-- Start of Records provided --

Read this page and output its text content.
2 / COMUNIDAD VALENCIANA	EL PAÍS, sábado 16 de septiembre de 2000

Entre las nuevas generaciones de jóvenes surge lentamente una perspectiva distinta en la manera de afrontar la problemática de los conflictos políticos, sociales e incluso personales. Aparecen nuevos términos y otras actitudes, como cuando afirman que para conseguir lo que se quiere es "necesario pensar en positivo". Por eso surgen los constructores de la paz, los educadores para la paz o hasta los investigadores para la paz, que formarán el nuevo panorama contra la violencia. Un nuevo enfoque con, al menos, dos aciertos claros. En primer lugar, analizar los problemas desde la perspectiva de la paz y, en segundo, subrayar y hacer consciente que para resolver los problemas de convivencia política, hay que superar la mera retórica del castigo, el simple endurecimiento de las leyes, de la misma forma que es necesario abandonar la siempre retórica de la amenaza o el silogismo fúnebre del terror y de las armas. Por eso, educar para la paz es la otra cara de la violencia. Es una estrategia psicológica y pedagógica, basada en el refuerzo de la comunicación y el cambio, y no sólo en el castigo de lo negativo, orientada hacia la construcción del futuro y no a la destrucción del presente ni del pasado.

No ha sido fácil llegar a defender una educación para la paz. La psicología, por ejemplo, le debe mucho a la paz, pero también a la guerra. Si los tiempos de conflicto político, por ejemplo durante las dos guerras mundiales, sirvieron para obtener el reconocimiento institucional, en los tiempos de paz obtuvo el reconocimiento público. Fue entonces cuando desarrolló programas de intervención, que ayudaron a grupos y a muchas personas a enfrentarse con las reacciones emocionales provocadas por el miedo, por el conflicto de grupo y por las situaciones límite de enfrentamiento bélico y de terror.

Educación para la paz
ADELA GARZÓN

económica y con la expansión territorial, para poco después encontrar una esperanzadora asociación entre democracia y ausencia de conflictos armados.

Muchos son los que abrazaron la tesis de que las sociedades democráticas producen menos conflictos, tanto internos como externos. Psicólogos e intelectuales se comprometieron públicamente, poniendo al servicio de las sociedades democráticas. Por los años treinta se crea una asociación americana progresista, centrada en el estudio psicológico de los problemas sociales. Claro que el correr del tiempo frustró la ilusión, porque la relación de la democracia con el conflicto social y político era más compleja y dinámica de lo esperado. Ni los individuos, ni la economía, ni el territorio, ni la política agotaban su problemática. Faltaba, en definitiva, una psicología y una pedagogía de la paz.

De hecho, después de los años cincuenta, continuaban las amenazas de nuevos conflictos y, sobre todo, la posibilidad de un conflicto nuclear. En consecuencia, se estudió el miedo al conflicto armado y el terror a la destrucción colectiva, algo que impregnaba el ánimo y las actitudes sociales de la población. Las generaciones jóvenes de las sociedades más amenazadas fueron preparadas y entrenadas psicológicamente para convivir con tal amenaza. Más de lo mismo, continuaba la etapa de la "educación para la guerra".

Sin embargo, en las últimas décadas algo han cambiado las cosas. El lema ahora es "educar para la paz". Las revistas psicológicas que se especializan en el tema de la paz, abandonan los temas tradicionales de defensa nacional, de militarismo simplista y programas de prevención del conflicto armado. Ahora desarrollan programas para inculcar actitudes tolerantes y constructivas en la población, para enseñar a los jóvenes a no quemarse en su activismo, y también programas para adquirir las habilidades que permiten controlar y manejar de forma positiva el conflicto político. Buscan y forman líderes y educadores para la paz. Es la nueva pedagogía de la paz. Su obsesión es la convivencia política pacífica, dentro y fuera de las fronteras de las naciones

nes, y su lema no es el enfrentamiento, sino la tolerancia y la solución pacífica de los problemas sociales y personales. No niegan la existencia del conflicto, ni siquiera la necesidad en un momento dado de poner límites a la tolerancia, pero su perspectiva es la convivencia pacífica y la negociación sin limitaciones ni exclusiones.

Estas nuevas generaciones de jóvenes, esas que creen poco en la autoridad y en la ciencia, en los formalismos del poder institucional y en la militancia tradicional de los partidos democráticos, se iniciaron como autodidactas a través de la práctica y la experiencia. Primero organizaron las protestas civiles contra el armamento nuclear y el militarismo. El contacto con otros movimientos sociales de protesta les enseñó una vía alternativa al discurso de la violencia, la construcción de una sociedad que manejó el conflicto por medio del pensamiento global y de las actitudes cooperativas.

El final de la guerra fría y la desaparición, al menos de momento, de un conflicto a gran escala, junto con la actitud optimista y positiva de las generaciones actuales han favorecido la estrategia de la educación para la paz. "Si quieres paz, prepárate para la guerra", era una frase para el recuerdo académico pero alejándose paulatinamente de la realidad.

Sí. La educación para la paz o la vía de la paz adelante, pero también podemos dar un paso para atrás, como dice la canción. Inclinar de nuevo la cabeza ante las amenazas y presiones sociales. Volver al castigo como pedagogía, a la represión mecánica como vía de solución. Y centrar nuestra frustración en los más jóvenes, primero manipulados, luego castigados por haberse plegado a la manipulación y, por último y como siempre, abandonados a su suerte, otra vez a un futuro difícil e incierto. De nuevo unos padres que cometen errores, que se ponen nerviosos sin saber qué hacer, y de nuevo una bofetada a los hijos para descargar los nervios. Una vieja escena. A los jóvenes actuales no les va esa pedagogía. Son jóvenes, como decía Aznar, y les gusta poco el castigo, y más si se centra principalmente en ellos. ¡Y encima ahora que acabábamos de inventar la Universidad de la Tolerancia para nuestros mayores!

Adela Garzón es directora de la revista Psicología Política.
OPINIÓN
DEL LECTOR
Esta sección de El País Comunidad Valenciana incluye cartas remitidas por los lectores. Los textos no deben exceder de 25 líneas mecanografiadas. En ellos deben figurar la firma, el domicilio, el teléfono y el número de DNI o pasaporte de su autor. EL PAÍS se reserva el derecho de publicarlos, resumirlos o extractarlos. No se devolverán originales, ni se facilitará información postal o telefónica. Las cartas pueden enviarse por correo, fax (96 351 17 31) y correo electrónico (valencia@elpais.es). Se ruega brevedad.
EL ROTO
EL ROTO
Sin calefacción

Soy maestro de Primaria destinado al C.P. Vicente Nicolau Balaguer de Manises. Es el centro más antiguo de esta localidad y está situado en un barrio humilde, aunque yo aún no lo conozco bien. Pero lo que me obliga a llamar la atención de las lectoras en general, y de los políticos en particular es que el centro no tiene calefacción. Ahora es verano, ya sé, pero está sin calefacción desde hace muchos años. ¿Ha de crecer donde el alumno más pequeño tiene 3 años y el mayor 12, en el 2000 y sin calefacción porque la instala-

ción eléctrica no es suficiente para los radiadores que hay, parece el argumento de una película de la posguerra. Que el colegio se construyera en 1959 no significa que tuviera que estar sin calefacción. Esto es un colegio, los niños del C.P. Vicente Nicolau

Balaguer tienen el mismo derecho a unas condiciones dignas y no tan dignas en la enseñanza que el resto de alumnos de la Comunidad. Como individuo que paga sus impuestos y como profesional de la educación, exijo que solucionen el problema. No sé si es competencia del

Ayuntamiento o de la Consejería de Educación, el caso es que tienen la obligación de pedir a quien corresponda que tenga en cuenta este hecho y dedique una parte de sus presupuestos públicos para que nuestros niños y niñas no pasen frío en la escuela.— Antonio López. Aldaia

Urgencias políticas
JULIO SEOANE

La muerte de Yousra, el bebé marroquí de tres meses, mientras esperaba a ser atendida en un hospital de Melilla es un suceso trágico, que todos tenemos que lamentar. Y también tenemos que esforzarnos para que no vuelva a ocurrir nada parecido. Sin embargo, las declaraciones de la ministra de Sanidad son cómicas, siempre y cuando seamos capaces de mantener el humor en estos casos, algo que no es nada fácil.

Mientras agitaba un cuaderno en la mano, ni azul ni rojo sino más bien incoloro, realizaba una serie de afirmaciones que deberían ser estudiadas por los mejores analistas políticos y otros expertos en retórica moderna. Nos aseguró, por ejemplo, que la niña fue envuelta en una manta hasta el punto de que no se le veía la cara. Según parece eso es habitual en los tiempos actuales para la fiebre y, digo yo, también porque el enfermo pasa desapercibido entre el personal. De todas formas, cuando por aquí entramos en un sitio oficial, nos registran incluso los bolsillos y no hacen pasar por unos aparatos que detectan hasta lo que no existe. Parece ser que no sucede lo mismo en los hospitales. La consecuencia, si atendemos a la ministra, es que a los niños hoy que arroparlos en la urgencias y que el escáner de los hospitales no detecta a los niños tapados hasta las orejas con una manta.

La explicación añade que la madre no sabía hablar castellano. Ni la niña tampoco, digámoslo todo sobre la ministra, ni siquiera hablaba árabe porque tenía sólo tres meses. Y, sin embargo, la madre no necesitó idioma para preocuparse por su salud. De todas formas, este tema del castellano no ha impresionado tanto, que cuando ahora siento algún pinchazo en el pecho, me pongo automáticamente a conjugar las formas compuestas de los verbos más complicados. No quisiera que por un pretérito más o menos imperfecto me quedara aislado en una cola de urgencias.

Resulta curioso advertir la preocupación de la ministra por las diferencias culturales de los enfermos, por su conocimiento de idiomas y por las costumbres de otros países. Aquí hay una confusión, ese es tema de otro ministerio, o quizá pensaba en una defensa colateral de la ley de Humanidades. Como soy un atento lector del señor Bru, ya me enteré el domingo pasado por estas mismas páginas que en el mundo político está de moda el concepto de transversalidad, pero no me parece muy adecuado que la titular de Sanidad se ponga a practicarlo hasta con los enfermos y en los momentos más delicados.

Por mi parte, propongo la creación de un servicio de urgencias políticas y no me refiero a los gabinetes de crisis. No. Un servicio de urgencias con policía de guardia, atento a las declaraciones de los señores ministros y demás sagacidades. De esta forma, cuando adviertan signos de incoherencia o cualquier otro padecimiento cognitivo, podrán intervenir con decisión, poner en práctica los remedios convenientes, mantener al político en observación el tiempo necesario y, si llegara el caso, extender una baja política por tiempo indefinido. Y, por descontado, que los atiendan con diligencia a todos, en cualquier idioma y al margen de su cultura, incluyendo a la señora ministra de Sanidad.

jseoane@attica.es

-- End of Records provided --

Your objective: For each line above that contains the word "tienen", copy that line.

Finished answer:
Balaguer tienen el mismo derecho a unas condiciones dignas y no tan dignas en la enseñanza que el resto de alumnos de la Comunidad. Como individuo que paga sus impuestos y como profesional de la educación, exijo que solucionen el problema. No sé si es competencia del
Ayuntamiento o de la Consejería de Educación, el caso es que tienen la obligación de pedir a quien corresponda que tenga en cuenta este hecho y dedique una parte de sus presupuestos públicos para que nuestros niños y niñas no pasen frío en la escuela.— Antonio López. Aldaia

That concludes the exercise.